- Brief
Retype each record below word for word. Leave the pictures out.

- Given data
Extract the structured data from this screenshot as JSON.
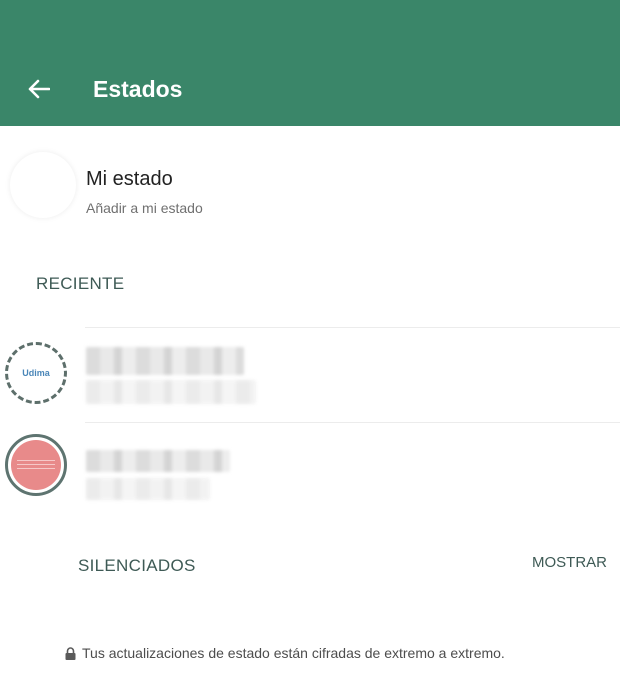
{
  "header": {
    "title": "Estados",
    "background": "#3a8669",
    "back_icon": "arrow-left-icon"
  },
  "my_status": {
    "name": "Mi estado",
    "subtitle": "Añadir a mi estado"
  },
  "recent": {
    "label": "RECIENTE",
    "contacts": [
      {
        "avatar_text": "Udima",
        "ring": "dashed"
      },
      {
        "avatar_color": "#e88a8a",
        "ring": "solid"
      }
    ]
  },
  "muted": {
    "label": "SILENCIADOS",
    "action": "MOSTRAR"
  },
  "footer": {
    "lock_icon": "lock-icon",
    "text": "Tus actualizaciones de estado están cifradas de extremo a extremo."
  }
}
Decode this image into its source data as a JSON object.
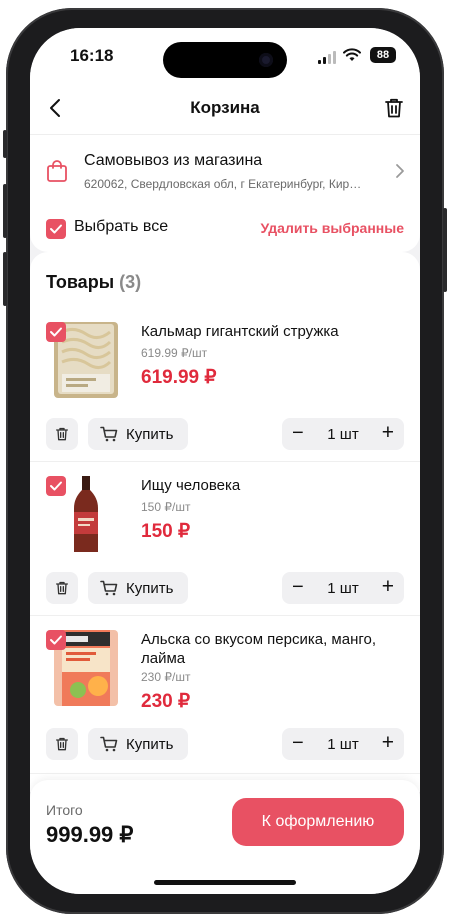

- Solution to this problem
Extract the structured data from this screenshot as JSON.
{
  "header": {
    "title": "Estados",
    "background": "#3a8669",
    "back_icon": "arrow-left-icon"
  },
  "my_status": {
    "name": "Mi estado",
    "subtitle": "Añadir a mi estado"
  },
  "recent": {
    "label": "RECIENTE",
    "contacts": [
      {
        "avatar_text": "Udima",
        "ring": "dashed"
      },
      {
        "avatar_color": "#e88a8a",
        "ring": "solid"
      }
    ]
  },
  "muted": {
    "label": "SILENCIADOS",
    "action": "MOSTRAR"
  },
  "footer": {
    "lock_icon": "lock-icon",
    "text": "Tus actualizaciones de estado están cifradas de extremo a extremo."
  }
}
Decode this image into its source data as a JSON object.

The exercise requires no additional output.